Task directions
Return the whole listing, line for line, without the pictures in it.

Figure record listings
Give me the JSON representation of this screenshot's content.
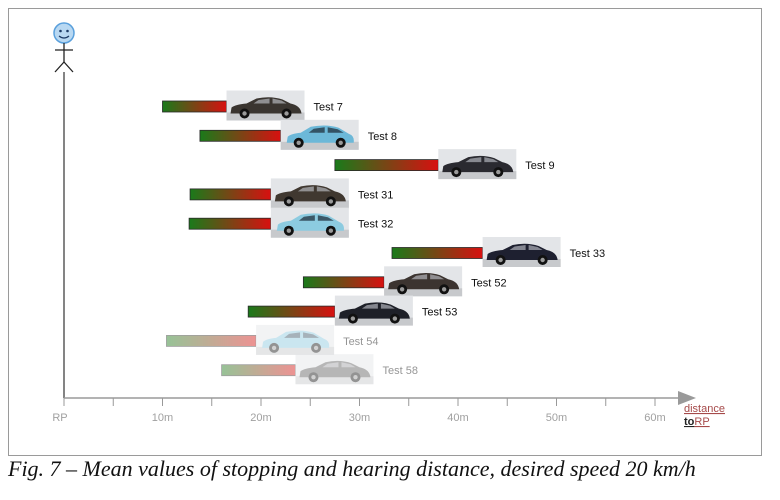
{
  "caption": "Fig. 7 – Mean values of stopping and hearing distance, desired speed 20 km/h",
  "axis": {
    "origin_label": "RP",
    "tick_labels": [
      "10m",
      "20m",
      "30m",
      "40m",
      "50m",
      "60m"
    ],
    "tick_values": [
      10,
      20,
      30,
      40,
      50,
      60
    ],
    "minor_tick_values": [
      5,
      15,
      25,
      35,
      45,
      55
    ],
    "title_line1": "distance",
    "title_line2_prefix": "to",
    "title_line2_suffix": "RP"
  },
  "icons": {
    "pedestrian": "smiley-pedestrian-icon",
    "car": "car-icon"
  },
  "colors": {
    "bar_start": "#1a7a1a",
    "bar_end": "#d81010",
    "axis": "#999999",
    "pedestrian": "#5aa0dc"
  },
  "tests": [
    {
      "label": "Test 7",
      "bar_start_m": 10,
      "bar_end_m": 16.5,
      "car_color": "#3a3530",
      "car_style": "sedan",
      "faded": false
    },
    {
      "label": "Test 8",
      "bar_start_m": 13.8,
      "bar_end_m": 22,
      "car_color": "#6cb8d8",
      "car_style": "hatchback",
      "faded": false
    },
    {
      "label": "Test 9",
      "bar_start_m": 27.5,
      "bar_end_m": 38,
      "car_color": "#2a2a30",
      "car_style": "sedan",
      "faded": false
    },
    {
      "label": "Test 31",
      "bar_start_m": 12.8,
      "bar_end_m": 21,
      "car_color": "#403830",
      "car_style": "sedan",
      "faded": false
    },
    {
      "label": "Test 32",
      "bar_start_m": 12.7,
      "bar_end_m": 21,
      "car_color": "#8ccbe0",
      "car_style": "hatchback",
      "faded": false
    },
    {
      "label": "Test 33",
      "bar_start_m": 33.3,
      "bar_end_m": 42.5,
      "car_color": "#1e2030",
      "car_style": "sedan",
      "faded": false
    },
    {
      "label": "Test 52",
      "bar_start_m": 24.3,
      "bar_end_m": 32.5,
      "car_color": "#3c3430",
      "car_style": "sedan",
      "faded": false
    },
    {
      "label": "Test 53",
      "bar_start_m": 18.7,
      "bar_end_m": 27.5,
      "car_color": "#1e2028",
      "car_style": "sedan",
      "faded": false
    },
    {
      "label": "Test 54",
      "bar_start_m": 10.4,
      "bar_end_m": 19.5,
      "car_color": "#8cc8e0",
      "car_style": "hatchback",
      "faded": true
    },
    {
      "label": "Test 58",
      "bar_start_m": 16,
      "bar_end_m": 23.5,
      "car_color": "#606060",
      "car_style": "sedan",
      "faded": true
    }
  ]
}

Task answer
Give me the JSON representation of this screenshot's content.
{
  "caption": "Fig. 7 – Mean values of stopping and hearing distance, desired speed 20 km/h",
  "axis": {
    "origin_label": "RP",
    "tick_labels": [
      "10m",
      "20m",
      "30m",
      "40m",
      "50m",
      "60m"
    ],
    "tick_values": [
      10,
      20,
      30,
      40,
      50,
      60
    ],
    "minor_tick_values": [
      5,
      15,
      25,
      35,
      45,
      55
    ],
    "title_line1": "distance",
    "title_line2_prefix": "to",
    "title_line2_suffix": "RP"
  },
  "icons": {
    "pedestrian": "smiley-pedestrian-icon",
    "car": "car-icon"
  },
  "colors": {
    "bar_start": "#1a7a1a",
    "bar_end": "#d81010",
    "axis": "#999999",
    "pedestrian": "#5aa0dc"
  },
  "tests": [
    {
      "label": "Test 7",
      "bar_start_m": 10,
      "bar_end_m": 16.5,
      "car_color": "#3a3530",
      "car_style": "sedan",
      "faded": false
    },
    {
      "label": "Test 8",
      "bar_start_m": 13.8,
      "bar_end_m": 22,
      "car_color": "#6cb8d8",
      "car_style": "hatchback",
      "faded": false
    },
    {
      "label": "Test 9",
      "bar_start_m": 27.5,
      "bar_end_m": 38,
      "car_color": "#2a2a30",
      "car_style": "sedan",
      "faded": false
    },
    {
      "label": "Test 31",
      "bar_start_m": 12.8,
      "bar_end_m": 21,
      "car_color": "#403830",
      "car_style": "sedan",
      "faded": false
    },
    {
      "label": "Test 32",
      "bar_start_m": 12.7,
      "bar_end_m": 21,
      "car_color": "#8ccbe0",
      "car_style": "hatchback",
      "faded": false
    },
    {
      "label": "Test 33",
      "bar_start_m": 33.3,
      "bar_end_m": 42.5,
      "car_color": "#1e2030",
      "car_style": "sedan",
      "faded": false
    },
    {
      "label": "Test 52",
      "bar_start_m": 24.3,
      "bar_end_m": 32.5,
      "car_color": "#3c3430",
      "car_style": "sedan",
      "faded": false
    },
    {
      "label": "Test 53",
      "bar_start_m": 18.7,
      "bar_end_m": 27.5,
      "car_color": "#1e2028",
      "car_style": "sedan",
      "faded": false
    },
    {
      "label": "Test 54",
      "bar_start_m": 10.4,
      "bar_end_m": 19.5,
      "car_color": "#8cc8e0",
      "car_style": "hatchback",
      "faded": true
    },
    {
      "label": "Test 58",
      "bar_start_m": 16,
      "bar_end_m": 23.5,
      "car_color": "#606060",
      "car_style": "sedan",
      "faded": true
    }
  ]
}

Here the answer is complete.